#### CONSIGNES
1: Recopiez le texte sur la théologie des IIe et IIIe siècles en remplaçant « révélateur » par « messager ». Commencez aux mots « b) L’incarnation. Un » et arrêtez-vous après « matériels étaient perdus. ».
2: Reprenez le texte sur la théologie des IIe et IIIe siècles à la suite de sa dernière phrase et poursuivez-le.

Précis d'histoire de l'Eglise

Chapitre 4 : La théologie aux IIe et IIIe siècles

Les apôtres avaient parfaitement formulé la doctrine chrétienne. Il n’y avait rien de nouveau à y ajouter. Mais il appartenait aux docteurs des époques suivantes de la défendre contre les attaques des païens, de la maintenir en face des hérésies et de l’expliquer aux fidèles.

1. Les grandes hérésies

1. Le judéo-christianisme. Il continue à sévir aux IIe et IIIe siècles, et même il se précise. Les diverses sectes judéo-chrétiennes niaient la divinité de Jésus-Christ et, enseignaient le salut par les œuvres, en particulier les œuvres rituelles : circoncision, observation du Sabbat.

Les judéo-chrétiens avaient des écrits apocryphes, Evangile des Hébreux, Constitutions apostoliques. Les principaux groupements étaient les Nazaréens, assez modérés, les Ebionites ou Pauvres, plus virulents, et les Elkesaïtes, portés aux spéculations.

2. Le gnosticisme. Le mot gnose veut dire connaissance. Les gnostiques prétendaient connaître les mystères de l’existence. Leur principe fondamental consistait à identifier le bien avec l’esprit, et le mal avec la matière. En conséquence, ils étaient obligés de nier :

a) La création. Un Dieu esprit ne peut créer un monde matériel. Ils admettaient entre Dieu et les hommes une multitude d’éons, esprits intermédiaires, dont l’un, très inférieur, pouvait être le démiurge ou créateur. Aussi n’avaient-ils pas foi en l’autorité de l’Ancien Testament qu’ils considéraient parfois comme l’œuvre du diable.

b) L’incarnation. Un Dieu esprit ne peut devenir chair, Jésus n’est qu’un éon et son corps n’était qu’une apparence (docétisme).

c) La rédemption par le sang. Pour les gnostiques, on est sauvé par la connaissance. Jésus n’est qu’un révélateur. Comme les doctrines gnostiques étaient compliquées, seuls quelques-uns, les spirituels, étaient admis à les connaître. Les autres, les psychiques, ne pouvaient espérer qu’un salut inférieur. Les matériels étaient perdus.

#### DONNÉES
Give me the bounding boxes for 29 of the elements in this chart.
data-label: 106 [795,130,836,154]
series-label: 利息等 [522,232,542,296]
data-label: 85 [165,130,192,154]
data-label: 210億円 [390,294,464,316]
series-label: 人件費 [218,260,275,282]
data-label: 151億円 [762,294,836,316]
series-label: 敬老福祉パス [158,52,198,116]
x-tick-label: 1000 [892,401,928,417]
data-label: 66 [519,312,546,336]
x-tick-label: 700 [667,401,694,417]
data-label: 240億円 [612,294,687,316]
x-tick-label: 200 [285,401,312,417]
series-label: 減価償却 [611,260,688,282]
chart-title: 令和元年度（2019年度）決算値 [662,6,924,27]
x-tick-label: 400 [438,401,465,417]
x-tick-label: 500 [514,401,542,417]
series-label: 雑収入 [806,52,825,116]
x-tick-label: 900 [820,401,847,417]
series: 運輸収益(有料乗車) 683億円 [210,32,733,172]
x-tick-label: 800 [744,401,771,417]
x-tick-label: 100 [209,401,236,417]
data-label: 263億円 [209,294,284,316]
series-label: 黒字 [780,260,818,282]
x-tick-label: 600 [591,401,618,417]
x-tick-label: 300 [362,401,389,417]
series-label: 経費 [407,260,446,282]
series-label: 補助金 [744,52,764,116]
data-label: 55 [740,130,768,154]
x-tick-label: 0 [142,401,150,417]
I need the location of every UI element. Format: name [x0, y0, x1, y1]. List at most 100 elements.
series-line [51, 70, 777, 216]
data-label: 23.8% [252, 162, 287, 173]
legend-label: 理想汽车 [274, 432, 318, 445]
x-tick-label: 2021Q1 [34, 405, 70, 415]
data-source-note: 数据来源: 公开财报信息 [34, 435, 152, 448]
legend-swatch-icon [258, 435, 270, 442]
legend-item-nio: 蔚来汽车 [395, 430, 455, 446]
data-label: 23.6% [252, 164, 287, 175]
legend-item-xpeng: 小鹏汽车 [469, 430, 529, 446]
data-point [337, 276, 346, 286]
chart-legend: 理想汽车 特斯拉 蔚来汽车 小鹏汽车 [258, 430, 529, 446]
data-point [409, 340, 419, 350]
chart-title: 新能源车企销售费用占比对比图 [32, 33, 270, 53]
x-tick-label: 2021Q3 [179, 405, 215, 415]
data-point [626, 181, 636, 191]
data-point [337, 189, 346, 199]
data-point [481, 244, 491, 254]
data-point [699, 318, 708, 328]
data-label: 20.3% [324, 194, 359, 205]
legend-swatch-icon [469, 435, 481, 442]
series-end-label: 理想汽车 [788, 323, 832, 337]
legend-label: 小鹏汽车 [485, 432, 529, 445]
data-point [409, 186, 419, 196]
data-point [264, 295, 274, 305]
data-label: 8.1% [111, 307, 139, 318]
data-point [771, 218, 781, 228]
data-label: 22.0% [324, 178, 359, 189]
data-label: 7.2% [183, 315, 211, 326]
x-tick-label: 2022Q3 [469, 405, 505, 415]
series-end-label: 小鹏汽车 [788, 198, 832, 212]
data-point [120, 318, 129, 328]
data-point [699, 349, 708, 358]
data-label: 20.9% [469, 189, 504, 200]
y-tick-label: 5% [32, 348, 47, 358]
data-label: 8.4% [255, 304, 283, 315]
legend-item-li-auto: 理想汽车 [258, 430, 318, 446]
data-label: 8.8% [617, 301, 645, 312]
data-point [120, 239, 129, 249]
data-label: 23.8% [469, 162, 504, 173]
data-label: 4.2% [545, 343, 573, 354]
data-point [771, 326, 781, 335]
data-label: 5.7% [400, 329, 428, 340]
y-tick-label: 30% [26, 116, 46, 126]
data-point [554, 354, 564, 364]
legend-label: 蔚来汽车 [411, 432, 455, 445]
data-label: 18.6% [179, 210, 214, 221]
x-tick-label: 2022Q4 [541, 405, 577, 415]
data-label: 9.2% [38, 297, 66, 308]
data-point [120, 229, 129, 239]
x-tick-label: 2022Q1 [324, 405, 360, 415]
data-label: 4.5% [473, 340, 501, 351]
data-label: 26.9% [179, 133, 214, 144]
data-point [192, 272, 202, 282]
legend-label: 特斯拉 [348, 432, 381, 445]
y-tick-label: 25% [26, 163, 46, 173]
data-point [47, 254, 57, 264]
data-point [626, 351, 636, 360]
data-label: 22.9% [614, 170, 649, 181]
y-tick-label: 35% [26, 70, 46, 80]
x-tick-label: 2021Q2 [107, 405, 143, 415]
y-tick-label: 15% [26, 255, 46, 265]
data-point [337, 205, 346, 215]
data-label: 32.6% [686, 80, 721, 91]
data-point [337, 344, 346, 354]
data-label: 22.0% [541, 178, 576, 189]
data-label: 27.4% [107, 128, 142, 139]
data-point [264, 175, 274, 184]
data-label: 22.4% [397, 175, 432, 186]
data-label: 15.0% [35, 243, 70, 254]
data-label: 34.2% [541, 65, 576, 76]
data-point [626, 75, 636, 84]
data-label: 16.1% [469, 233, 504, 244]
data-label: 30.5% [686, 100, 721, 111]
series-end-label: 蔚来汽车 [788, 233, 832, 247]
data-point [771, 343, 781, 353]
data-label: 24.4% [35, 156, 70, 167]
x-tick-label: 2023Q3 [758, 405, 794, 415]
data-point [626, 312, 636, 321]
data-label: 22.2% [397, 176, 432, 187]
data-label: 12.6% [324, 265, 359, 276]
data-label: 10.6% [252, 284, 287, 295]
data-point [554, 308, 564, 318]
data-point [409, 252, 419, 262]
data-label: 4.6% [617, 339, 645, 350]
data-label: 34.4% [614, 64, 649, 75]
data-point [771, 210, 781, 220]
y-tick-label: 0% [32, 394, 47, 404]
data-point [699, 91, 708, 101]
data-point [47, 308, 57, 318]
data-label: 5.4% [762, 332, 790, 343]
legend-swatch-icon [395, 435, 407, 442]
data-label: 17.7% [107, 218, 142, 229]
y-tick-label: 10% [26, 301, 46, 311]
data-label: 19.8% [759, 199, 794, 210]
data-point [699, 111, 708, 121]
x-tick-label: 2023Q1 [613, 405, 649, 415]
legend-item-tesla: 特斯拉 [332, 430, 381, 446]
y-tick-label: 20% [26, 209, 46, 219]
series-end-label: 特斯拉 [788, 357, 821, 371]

#### RÉPONSES
1:
b) L’incarnation. Un Dieu esprit ne peut devenir chair, Jésus n’est qu’un éon et son corps n’était qu’une apparence (docétisme).

c) La rédemption par le sang. Pour les gnostiques, on est sauvé par la connaissance. Jésus n’est qu’un messager. Comme les doctrines gnostiques étaient compliquées, seuls quelques-uns, les spirituels, étaient admis à les connaître. Les autres, les psychiques, ne pouvaient espérer qu’un salut inférieur. Les matériels étaient perdus.

2:
d) La morale chrétienne. Sur ce point les gnostiques se répartissaient en deux classes. Les uns, pour mater la matière mauvaise, se livraient à l’ascétisme ; ils jeûnaient, condamnaient le mariage, etc. Les autres, considérant que la matière importait peu, se livraient aux débordements de la chair (antinomiens).

Il y eut surtout en Egypte, de multiples écoles gnostiques.

Les principales furent celles de Basilide, qui préconisait un ascétisme modéré.

De Valentin qui propagea ses idées jusqu’à Rome.

De Carpocrate qui était antinomien.

Des Ophrites ou Nasseniens qui vénéraient le serpent.

En Syrie, nous pouvons mentionner Bardesane et Tatien, de dernier d’abord disciple de Justin Martyr.

Les gnostiques avaient eux aussi, des écrits apocryphes, comme par exemple, l’Evangile des Egyptiens.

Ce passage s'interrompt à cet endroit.